Directive →
Reproduce the material word for word, starting at the beginning and ending with the line that contains "The shank 111 is at (187, 366).".

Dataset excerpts
/---
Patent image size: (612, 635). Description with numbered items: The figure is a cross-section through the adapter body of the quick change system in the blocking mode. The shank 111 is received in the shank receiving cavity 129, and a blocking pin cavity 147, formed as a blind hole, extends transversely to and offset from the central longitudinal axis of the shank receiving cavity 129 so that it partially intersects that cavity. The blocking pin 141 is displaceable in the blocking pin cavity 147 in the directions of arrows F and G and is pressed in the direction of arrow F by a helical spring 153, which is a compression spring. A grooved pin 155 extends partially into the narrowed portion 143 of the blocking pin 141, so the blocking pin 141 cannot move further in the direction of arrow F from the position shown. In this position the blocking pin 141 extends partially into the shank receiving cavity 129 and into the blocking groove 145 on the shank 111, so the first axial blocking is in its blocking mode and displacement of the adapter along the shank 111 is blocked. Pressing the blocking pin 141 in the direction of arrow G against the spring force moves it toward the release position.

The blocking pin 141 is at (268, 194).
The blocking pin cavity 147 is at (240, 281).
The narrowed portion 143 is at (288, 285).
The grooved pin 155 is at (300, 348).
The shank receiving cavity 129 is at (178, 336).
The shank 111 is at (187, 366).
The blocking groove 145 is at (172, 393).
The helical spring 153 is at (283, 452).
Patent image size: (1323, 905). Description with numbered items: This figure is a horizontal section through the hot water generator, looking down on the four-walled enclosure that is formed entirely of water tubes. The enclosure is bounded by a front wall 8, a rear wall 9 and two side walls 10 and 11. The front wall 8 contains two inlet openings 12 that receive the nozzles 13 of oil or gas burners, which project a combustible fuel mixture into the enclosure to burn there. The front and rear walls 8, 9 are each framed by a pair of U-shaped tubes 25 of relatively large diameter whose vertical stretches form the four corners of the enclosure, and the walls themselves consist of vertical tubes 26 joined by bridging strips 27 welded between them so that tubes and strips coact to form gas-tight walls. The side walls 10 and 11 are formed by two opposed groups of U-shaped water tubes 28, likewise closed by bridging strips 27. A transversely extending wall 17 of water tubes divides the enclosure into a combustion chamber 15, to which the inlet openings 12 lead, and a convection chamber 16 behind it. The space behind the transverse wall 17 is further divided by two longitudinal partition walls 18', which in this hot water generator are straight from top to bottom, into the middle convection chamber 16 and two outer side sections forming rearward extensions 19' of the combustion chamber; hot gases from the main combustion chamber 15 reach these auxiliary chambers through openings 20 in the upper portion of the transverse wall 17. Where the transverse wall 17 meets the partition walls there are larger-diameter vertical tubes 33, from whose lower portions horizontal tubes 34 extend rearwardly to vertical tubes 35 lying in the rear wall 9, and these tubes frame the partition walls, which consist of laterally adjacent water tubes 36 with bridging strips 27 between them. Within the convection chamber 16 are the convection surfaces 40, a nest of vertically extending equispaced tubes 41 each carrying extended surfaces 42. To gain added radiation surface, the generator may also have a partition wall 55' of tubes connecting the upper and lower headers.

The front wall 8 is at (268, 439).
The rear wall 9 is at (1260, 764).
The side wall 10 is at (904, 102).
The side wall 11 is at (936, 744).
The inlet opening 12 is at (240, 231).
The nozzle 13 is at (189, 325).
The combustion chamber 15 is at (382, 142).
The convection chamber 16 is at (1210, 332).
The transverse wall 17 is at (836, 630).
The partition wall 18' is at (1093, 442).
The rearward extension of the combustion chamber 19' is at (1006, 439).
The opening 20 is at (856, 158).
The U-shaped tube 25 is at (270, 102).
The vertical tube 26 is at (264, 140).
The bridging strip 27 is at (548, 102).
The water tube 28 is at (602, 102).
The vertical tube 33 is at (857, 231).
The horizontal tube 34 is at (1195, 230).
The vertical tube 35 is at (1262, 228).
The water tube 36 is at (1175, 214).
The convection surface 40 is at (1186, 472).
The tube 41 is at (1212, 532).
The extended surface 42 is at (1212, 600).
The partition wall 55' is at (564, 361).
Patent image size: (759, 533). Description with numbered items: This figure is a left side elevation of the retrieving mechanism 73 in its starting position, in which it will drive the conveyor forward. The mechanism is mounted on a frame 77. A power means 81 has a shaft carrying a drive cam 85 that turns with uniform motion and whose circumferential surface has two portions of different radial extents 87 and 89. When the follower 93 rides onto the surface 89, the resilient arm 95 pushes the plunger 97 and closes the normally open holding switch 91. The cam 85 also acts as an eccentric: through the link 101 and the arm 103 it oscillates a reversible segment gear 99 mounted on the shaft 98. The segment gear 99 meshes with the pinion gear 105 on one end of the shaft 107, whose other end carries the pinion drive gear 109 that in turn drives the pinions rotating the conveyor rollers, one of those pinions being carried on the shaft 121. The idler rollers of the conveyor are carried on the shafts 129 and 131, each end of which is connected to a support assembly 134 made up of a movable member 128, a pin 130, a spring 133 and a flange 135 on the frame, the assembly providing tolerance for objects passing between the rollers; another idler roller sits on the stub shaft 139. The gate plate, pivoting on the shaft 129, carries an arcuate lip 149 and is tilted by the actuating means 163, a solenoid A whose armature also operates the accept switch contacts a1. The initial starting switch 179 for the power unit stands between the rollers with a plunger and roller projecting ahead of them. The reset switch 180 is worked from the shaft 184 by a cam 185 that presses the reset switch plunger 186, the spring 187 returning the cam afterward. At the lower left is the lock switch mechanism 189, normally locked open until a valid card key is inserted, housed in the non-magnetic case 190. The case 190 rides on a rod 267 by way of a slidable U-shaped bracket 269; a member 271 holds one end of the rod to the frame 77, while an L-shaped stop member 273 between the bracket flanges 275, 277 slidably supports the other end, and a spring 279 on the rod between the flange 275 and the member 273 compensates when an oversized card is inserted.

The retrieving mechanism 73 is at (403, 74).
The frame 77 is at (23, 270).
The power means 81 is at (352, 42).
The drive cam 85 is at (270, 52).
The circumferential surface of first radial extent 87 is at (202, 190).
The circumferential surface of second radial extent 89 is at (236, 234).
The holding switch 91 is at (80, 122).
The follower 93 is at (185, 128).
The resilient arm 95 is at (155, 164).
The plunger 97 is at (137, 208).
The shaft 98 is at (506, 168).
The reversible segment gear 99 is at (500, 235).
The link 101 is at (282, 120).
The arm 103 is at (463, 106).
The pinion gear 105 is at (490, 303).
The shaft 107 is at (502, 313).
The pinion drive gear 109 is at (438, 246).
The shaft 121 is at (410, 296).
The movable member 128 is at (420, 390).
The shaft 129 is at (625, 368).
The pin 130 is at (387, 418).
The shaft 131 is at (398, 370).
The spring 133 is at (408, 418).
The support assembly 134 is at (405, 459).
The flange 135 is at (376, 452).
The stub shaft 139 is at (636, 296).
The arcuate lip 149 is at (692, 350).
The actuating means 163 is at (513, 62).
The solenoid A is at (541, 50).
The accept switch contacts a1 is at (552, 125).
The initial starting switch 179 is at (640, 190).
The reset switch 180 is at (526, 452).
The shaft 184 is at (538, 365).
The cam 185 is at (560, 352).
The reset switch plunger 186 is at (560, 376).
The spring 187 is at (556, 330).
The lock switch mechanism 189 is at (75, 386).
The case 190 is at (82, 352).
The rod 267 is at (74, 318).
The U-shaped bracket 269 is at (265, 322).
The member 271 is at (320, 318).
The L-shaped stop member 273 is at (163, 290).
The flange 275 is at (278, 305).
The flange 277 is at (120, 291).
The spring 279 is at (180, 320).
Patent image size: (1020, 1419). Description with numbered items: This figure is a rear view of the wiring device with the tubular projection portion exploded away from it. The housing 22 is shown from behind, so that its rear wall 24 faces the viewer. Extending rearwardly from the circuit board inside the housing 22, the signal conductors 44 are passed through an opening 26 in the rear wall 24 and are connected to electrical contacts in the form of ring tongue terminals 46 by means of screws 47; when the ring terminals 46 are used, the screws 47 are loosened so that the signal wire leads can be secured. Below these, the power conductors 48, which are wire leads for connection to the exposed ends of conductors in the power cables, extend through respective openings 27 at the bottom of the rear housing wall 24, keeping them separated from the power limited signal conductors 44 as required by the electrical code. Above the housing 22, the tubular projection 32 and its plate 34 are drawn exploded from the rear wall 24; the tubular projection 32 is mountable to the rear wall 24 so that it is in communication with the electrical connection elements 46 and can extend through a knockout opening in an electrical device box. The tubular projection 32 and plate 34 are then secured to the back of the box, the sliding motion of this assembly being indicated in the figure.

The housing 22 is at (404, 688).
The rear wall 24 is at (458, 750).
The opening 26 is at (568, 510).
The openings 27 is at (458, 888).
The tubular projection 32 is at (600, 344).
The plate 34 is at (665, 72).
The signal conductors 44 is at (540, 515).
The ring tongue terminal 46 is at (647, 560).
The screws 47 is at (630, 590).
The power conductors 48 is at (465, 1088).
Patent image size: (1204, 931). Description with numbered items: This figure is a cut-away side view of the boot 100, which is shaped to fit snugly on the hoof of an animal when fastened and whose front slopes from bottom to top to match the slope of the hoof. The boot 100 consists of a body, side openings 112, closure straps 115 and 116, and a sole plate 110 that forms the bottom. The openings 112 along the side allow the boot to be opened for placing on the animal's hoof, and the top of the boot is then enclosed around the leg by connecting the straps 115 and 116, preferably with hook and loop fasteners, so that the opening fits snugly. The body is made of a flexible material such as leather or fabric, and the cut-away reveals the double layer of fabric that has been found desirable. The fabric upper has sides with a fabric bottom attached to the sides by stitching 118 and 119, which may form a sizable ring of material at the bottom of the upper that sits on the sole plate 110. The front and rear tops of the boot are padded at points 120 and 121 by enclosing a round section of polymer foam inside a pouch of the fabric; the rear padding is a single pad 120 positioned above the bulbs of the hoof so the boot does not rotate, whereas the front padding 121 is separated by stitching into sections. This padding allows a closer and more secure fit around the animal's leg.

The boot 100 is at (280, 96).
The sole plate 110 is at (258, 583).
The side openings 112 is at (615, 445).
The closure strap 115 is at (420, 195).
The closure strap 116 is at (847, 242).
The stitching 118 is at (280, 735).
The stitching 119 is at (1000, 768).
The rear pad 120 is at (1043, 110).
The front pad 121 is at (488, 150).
\---
Response →
Patent image size: (612, 635). Description with numbered items: The figure is a cross-section through the adapter body of the quick change system in the blocking mode. The shank 111 is received in the shank receiving cavity 129, and a blocking pin cavity 147, formed as a blind hole, extends transversely to and offset from the central longitudinal axis of the shank receiving cavity 129 so that it partially intersects that cavity. The blocking pin 141 is displaceable in the blocking pin cavity 147 in the directions of arrows F and G and is pressed in the direction of arrow F by a helical spring 153, which is a compression spring. A grooved pin 155 extends partially into the narrowed portion 143 of the blocking pin 141, so the blocking pin 141 cannot move further in the direction of arrow F from the position shown. In this position the blocking pin 141 extends partially into the shank receiving cavity 129 and into the blocking groove 145 on the shank 111, so the first axial blocking is in its blocking mode and displacement of the adapter along the shank 111 is blocked. Pressing the blocking pin 141 in the direction of arrow G against the spring force moves it toward the release position.

The blocking pin 141 is at (268, 194).
The blocking pin cavity 147 is at (240, 281).
The narrowed portion 143 is at (288, 285).
The grooved pin 155 is at (300, 348).
The shank receiving cavity 129 is at (178, 336).
The shank 111 is at (187, 366).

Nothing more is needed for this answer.